» Aim 1
Output, unchanged, the lines of the data records listing from the line with "sidebar-item-label: Access Tokens" up to and including the line with "check-circle-icon (634, 281, 650, 297)".

» Reading text
Plus the big projects, sofa upholstery, the last of the upstairs carpet replacement, cleaning up the garden, fixing the former landscaping around the tree stump…

Plus the inside projects from my husband, shelving, underbed drawers, etc.

With three kids, one of them tiny, if one of us is doing a project, the other of us is parenting, which is a challenge… Especially since we also want to have time and energy for fun things with the kids…

But hey, there are lots of happy things, and that is good.

September, Otherwise known as July

So the weather is hot, middle of summer hot, which is not the best. Usually this time of year is in the low 70s, which is comfortable for doing outside projects. Instead we have mid 80s and wildfire smoke aloft. And sometimes less aloft which is a problem… Parts of the sky turn white and orange and everything is hazy up high and near the ground. Even the moon was orange last night like something out of a Halloween story.

So I’m not contributing much to the outdoor projects at the moment. Wildfire smoke and RA aren’t a great combination.

I have a good start on my book stacks though! I re-read The Spellshop by Sarah Beth Durst, plus The Zero Waste Life, The Year of Cozy and The Clean Mama’s Guide to a Peaceful Home. Some of these, as is probably obvious are project books.

From The Year of Cozy I finally tried both the marshmallow recipe and the flavored honey recipe. Making marshmallows with honey is a success! Doing a full recipe is way too many, so I’ll be doing half recipes, but it worked, which is awesome. And while it was some effort, it wasn’t a problematic amount of effort, so that will be a ‘special occasion’ treat, but hey, I can make them!, and that’s huge. The flavored honey is a test run to see if I can make it as gifts. I’m letting it sit and absorb the flavor for a week or two before testing it. Hopefully it works!

Re-reading The Zero Waste Life was also interesting. It’s been a little while since I first read it, a year?, six months?, and it’s interesting to see what I’ve managed to improve on. Sometimes it feels like I’m not getting anywhere but comparing the suggestions to where I am now with my projects and systems I’m not doing too bad! Still a ways to go though. Some of the big ones are just stepping up the canning. If we get 200 lb of produce and it’s a year supply it’s realistically going in the freezer or in a canning jar in order to last that year. And if it’s in the freezer that probably means ziploc quart bags. And that means plastic that’s going to be disposed of. Yes, they can be washed a few times, but it doesn’t work well and they tear and even with the best efforts they end up in the trash. Plus it’s plastic, and wow does science seem to suggest plastic is the leaded gasoline of our generation in addition to the goal of not creating trash that hangs around for centuries.

Freezing in glass containers is on the table, but that means having enough containers. Doing say, a few quarts of chickpeas I cooked in quart jars to have ready for salads, is definitely reasonable. Doing 90 lb of blueberries in one weekend, less so. Not to mention it needs to be something that won’t turn into a rock or it will be very hard to get it back out of said container. But you can can them, and I found a post from someone from an Extension office saying a simple syrup with honey is valid for canning. So the plan is to do a trial batch next year. We’re going to need more shelves though. We have a nice set of shelves for canned goods, but not enough for a-year’s-supply-of-most-produce-for-a-family-of-5 number of shelves.

(Data records)
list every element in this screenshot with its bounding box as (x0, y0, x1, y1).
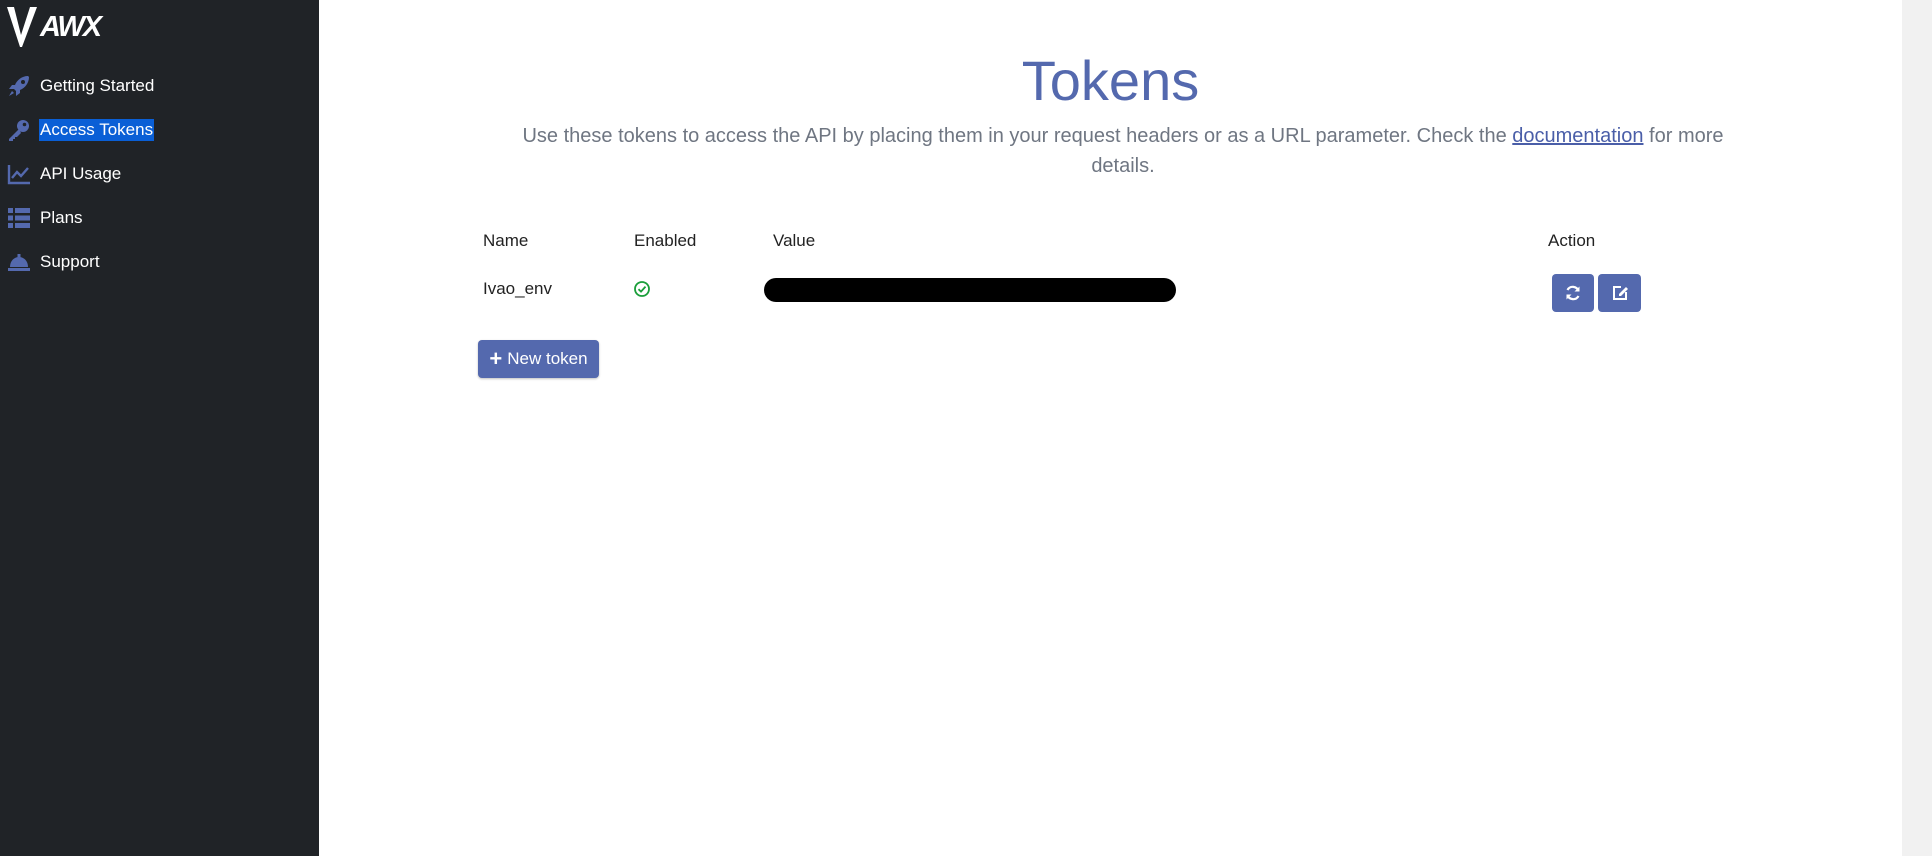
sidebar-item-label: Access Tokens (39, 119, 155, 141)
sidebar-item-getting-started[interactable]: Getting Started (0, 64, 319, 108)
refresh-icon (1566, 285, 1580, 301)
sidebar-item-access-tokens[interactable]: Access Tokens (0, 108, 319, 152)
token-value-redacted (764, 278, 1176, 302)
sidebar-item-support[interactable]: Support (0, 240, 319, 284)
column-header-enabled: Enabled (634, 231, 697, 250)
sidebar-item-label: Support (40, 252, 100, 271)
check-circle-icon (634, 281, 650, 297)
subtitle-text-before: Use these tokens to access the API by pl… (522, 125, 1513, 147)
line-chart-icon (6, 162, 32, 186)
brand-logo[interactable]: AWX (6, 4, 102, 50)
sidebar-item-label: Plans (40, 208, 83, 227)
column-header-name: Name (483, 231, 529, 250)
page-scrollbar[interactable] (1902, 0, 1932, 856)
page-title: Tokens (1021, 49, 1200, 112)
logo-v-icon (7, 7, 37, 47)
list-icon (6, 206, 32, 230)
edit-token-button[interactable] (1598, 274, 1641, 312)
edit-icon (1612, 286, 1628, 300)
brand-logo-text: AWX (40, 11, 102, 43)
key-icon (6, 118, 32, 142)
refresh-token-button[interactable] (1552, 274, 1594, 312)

» Aim 2
Return the passage of the post about home projects from "Plus the big" up to and including "underbed drawers, etc.", copied word for word.

» Exercise output 1
sidebar-item-label: Access Tokens (39, 119, 155, 141)
sidebar-item-getting-started[interactable]: Getting Started (0, 64, 319, 108)
refresh-icon (1566, 285, 1580, 301)
sidebar-item-access-tokens[interactable]: Access Tokens (0, 108, 319, 152)
token-value-redacted (764, 278, 1176, 302)
sidebar-item-support[interactable]: Support (0, 240, 319, 284)
column-header-enabled: Enabled (634, 231, 697, 250)
sidebar-item-label: Support (40, 252, 100, 271)
check-circle-icon (634, 281, 650, 297)

» Exercise output 2
Plus the big projects, sofa upholstery, the last of the upstairs carpet replacement, cleaning up the garden, fixing the former landscaping around the tree stump…

Plus the inside projects from my husband, shelving, underbed drawers, etc.